▶ [Records that describe figures]

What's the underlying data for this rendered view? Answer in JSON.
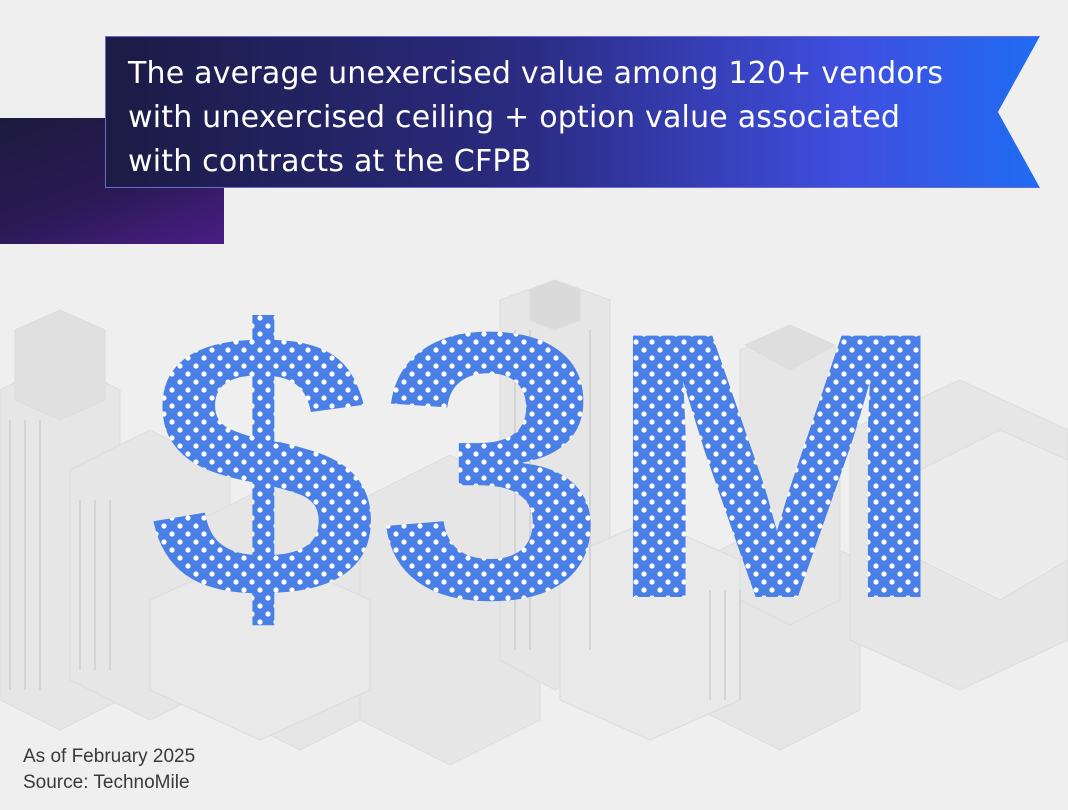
{
  "headline": {
    "line1": "The average unexercised value among 120+ vendors",
    "line2": "with unexercised ceiling + option value associated",
    "line3": "with contracts at the CFPB"
  },
  "big_value": "$3M",
  "footer": {
    "date": "As of February 2025",
    "source": "Source: TechnoMile"
  },
  "colors": {
    "banner_start": "#1b1b44",
    "banner_end": "#1f6cf2",
    "dot_fill": "#4a7fe6",
    "background": "#efefef"
  }
}
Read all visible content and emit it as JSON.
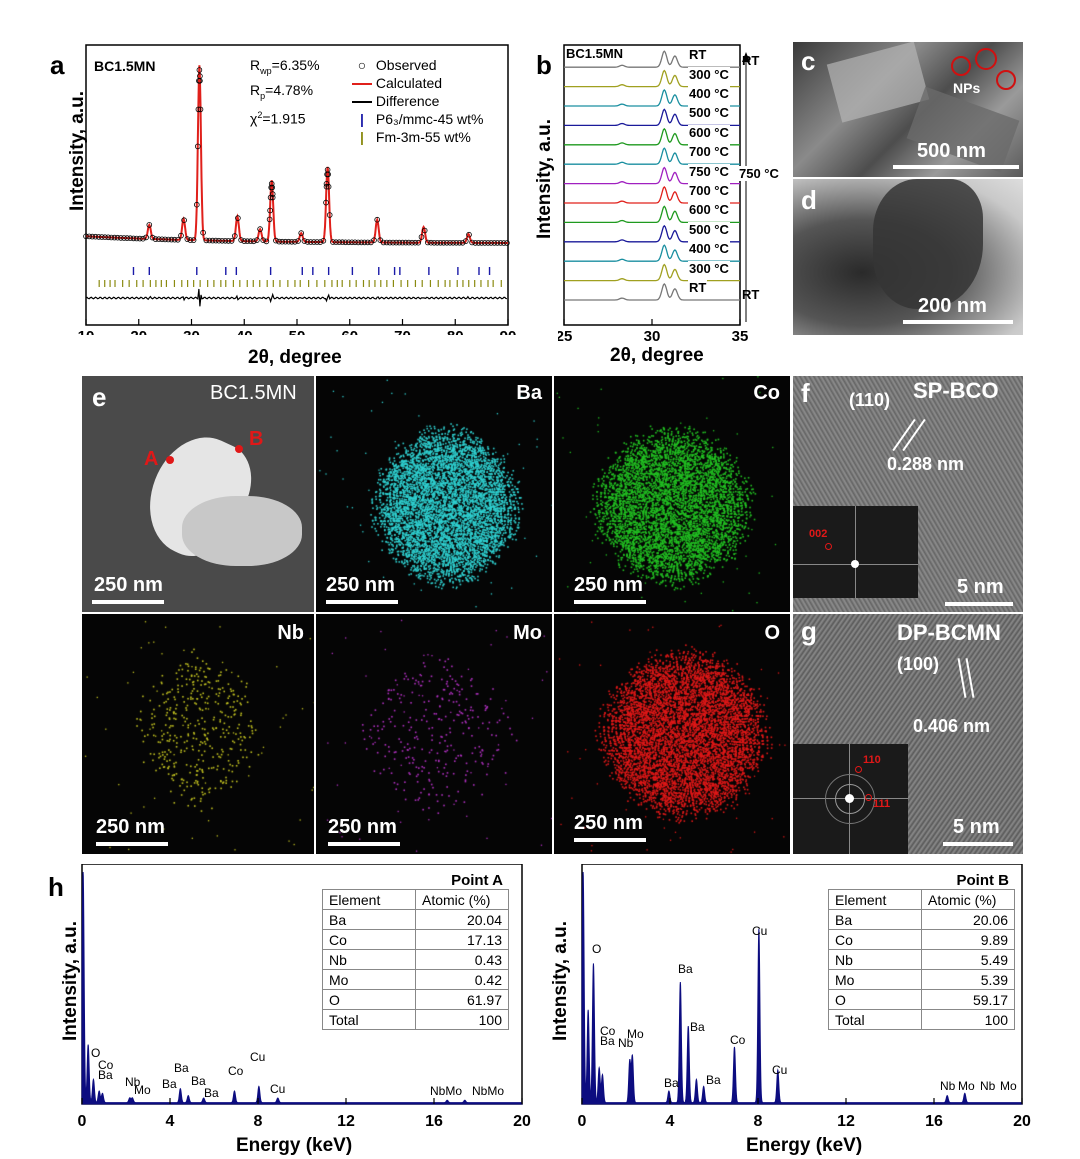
{
  "panel_a": {
    "label": "a",
    "sample": "BC1.5MN",
    "stats": {
      "rwp": "R",
      "rwp_sub": "wp",
      "rwp_val": "=6.35%",
      "rp": "R",
      "rp_sub": "p",
      "rp_val": "=4.78%",
      "chi": "χ",
      "chi_sup": "2",
      "chi_val": "=1.915"
    },
    "legend": [
      "Observed",
      "Calculated",
      "Difference",
      "P6₃/mmc-45 wt%",
      "Fm-3m-55 wt%"
    ],
    "ylabel": "Intensity, a.u.",
    "xlabel": "2θ, degree",
    "colors": {
      "calc": "#e0201b",
      "phase1": "#1a1aa8",
      "phase2": "#8a8a10"
    }
  },
  "panel_b": {
    "label": "b",
    "sample": "BC1.5MN",
    "ylabel": "Intensity, a.u.",
    "xlabel": "2θ, degree",
    "curve_labels": [
      "RT",
      "300 °C",
      "400 °C",
      "500 °C",
      "600 °C",
      "700 °C",
      "750 °C",
      "700 °C",
      "600 °C",
      "500 °C",
      "400 °C",
      "300 °C",
      "RT"
    ],
    "curve_colors": [
      "#777777",
      "#a0a020",
      "#1a8fa0",
      "#1a1a9a",
      "#1f9a1f",
      "#e0201b",
      "#a020c0",
      "#1a8fa0",
      "#1f9a1f",
      "#1a1a9a",
      "#1a8fa0",
      "#a0a020",
      "#777777"
    ],
    "side_top": "RT",
    "side_mid": "750 °C",
    "side_bot": "RT"
  },
  "panel_c": {
    "label": "c",
    "annotation": "NPs",
    "scale": "500 nm"
  },
  "panel_d": {
    "label": "d",
    "scale": "200 nm"
  },
  "panel_e": {
    "label": "e",
    "sample": "BC1.5MN",
    "point_a": "A",
    "point_b": "B",
    "maps": [
      {
        "element": "Ba",
        "color": "#2fd0d0",
        "scale": "250 nm"
      },
      {
        "element": "Co",
        "color": "#22c022",
        "scale": "250 nm"
      },
      {
        "element": "Nb",
        "color": "#c0c020",
        "scale": "250 nm"
      },
      {
        "element": "Mo",
        "color": "#b030c0",
        "scale": "250 nm"
      },
      {
        "element": "O",
        "color": "#e01818",
        "scale": "250 nm"
      }
    ],
    "scale": "250 nm"
  },
  "panel_f": {
    "label": "f",
    "title": "SP-BCO",
    "plane": "(110)",
    "spacing": "0.288 nm",
    "fft_spot": "002",
    "scale": "5 nm"
  },
  "panel_g": {
    "label": "g",
    "title": "DP-BCMN",
    "plane": "(100)",
    "spacing": "0.406 nm",
    "fft_spot1": "110",
    "fft_spot2": "111",
    "scale": "5 nm"
  },
  "panel_h": {
    "label": "h",
    "ylabel": "Intensity, a.u.",
    "xlabel": "Energy (keV)",
    "x_ticks": [
      "0",
      "4",
      "8",
      "12",
      "16",
      "20"
    ],
    "spectrum_color": "#0d0d80",
    "point_a": {
      "title": "Point A",
      "headers": [
        "Element",
        "Atomic (%)"
      ],
      "rows": [
        [
          "Ba",
          "20.04"
        ],
        [
          "Co",
          "17.13"
        ],
        [
          "Nb",
          "0.43"
        ],
        [
          "Mo",
          "0.42"
        ],
        [
          "O",
          "61.97"
        ],
        [
          "Total",
          "100"
        ]
      ],
      "peak_labels": [
        "O",
        "Co",
        "Ba",
        "Nb",
        "Mo",
        "Ba",
        "Ba",
        "Ba",
        "Ba",
        "Co",
        "Cu",
        "Cu",
        "NbMo",
        "NbMo"
      ]
    },
    "point_b": {
      "title": "Point B",
      "headers": [
        "Element",
        "Atomic (%)"
      ],
      "rows": [
        [
          "Ba",
          "20.06"
        ],
        [
          "Co",
          "9.89"
        ],
        [
          "Nb",
          "5.49"
        ],
        [
          "Mo",
          "5.39"
        ],
        [
          "O",
          "59.17"
        ],
        [
          "Total",
          "100"
        ]
      ],
      "peak_labels": [
        "O",
        "Co",
        "Ba",
        "Nb",
        "Mo",
        "Ba",
        "Ba",
        "Ba",
        "Ba",
        "Co",
        "Cu",
        "Cu",
        "Nb",
        "Mo",
        "Nb",
        "Mo"
      ]
    }
  },
  "chart_data": [
    {
      "type": "line",
      "title": "a",
      "xlabel": "2θ, degree",
      "ylabel": "Intensity, a.u.",
      "xlim": [
        10,
        90
      ],
      "x_ticks": [
        10,
        20,
        30,
        40,
        50,
        60,
        70,
        80,
        90
      ],
      "peaks": [
        {
          "x": 22.0,
          "h": 0.08
        },
        {
          "x": 28.5,
          "h": 0.12
        },
        {
          "x": 31.5,
          "h": 1.0
        },
        {
          "x": 38.7,
          "h": 0.14
        },
        {
          "x": 43.0,
          "h": 0.07
        },
        {
          "x": 45.2,
          "h": 0.35
        },
        {
          "x": 50.8,
          "h": 0.05
        },
        {
          "x": 55.8,
          "h": 0.43
        },
        {
          "x": 65.2,
          "h": 0.13
        },
        {
          "x": 74.0,
          "h": 0.09
        },
        {
          "x": 82.5,
          "h": 0.05
        }
      ],
      "series": [
        {
          "name": "Observed"
        },
        {
          "name": "Calculated"
        },
        {
          "name": "Difference"
        }
      ]
    },
    {
      "type": "line",
      "title": "b",
      "xlabel": "2θ, degree",
      "ylabel": "Intensity, a.u.",
      "xlim": [
        25,
        35
      ],
      "x_ticks": [
        25,
        30,
        35
      ],
      "peaks": [
        {
          "x": 28.3,
          "h": 0.12
        },
        {
          "x": 30.7,
          "h": 1.0
        },
        {
          "x": 31.3,
          "h": 0.7
        }
      ]
    },
    {
      "type": "bar",
      "title": "h Point A",
      "xlabel": "Energy (keV)",
      "ylabel": "Intensity, a.u.",
      "xlim": [
        0,
        20
      ],
      "peaks": [
        {
          "x": 0.05,
          "h": 1.0
        },
        {
          "x": 0.28,
          "h": 0.25
        },
        {
          "x": 0.52,
          "h": 0.1
        },
        {
          "x": 0.78,
          "h": 0.05
        },
        {
          "x": 0.93,
          "h": 0.04
        },
        {
          "x": 2.17,
          "h": 0.02
        },
        {
          "x": 2.29,
          "h": 0.02
        },
        {
          "x": 4.47,
          "h": 0.06
        },
        {
          "x": 4.83,
          "h": 0.03
        },
        {
          "x": 5.53,
          "h": 0.02
        },
        {
          "x": 6.93,
          "h": 0.05
        },
        {
          "x": 8.04,
          "h": 0.07
        },
        {
          "x": 8.9,
          "h": 0.02
        },
        {
          "x": 16.6,
          "h": 0.01
        },
        {
          "x": 17.4,
          "h": 0.01
        }
      ]
    },
    {
      "type": "bar",
      "title": "h Point B",
      "xlabel": "Energy (keV)",
      "ylabel": "Intensity, a.u.",
      "xlim": [
        0,
        20
      ],
      "peaks": [
        {
          "x": 0.05,
          "h": 1.0
        },
        {
          "x": 0.28,
          "h": 0.4
        },
        {
          "x": 0.52,
          "h": 0.6
        },
        {
          "x": 0.78,
          "h": 0.15
        },
        {
          "x": 0.93,
          "h": 0.12
        },
        {
          "x": 2.17,
          "h": 0.18
        },
        {
          "x": 2.29,
          "h": 0.2
        },
        {
          "x": 3.95,
          "h": 0.05
        },
        {
          "x": 4.47,
          "h": 0.52
        },
        {
          "x": 4.83,
          "h": 0.33
        },
        {
          "x": 5.2,
          "h": 0.1
        },
        {
          "x": 5.53,
          "h": 0.07
        },
        {
          "x": 6.93,
          "h": 0.24
        },
        {
          "x": 8.04,
          "h": 0.75
        },
        {
          "x": 8.9,
          "h": 0.14
        },
        {
          "x": 16.6,
          "h": 0.03
        },
        {
          "x": 17.4,
          "h": 0.04
        }
      ]
    }
  ]
}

▶ [Exercise requirements]
Filter the listing above by the word "with"; copy each line that passes.

▶ [Task answer]
    "line2": "with unexercised ceiling + option value associated",
    "line3": "with contracts at the CFPB"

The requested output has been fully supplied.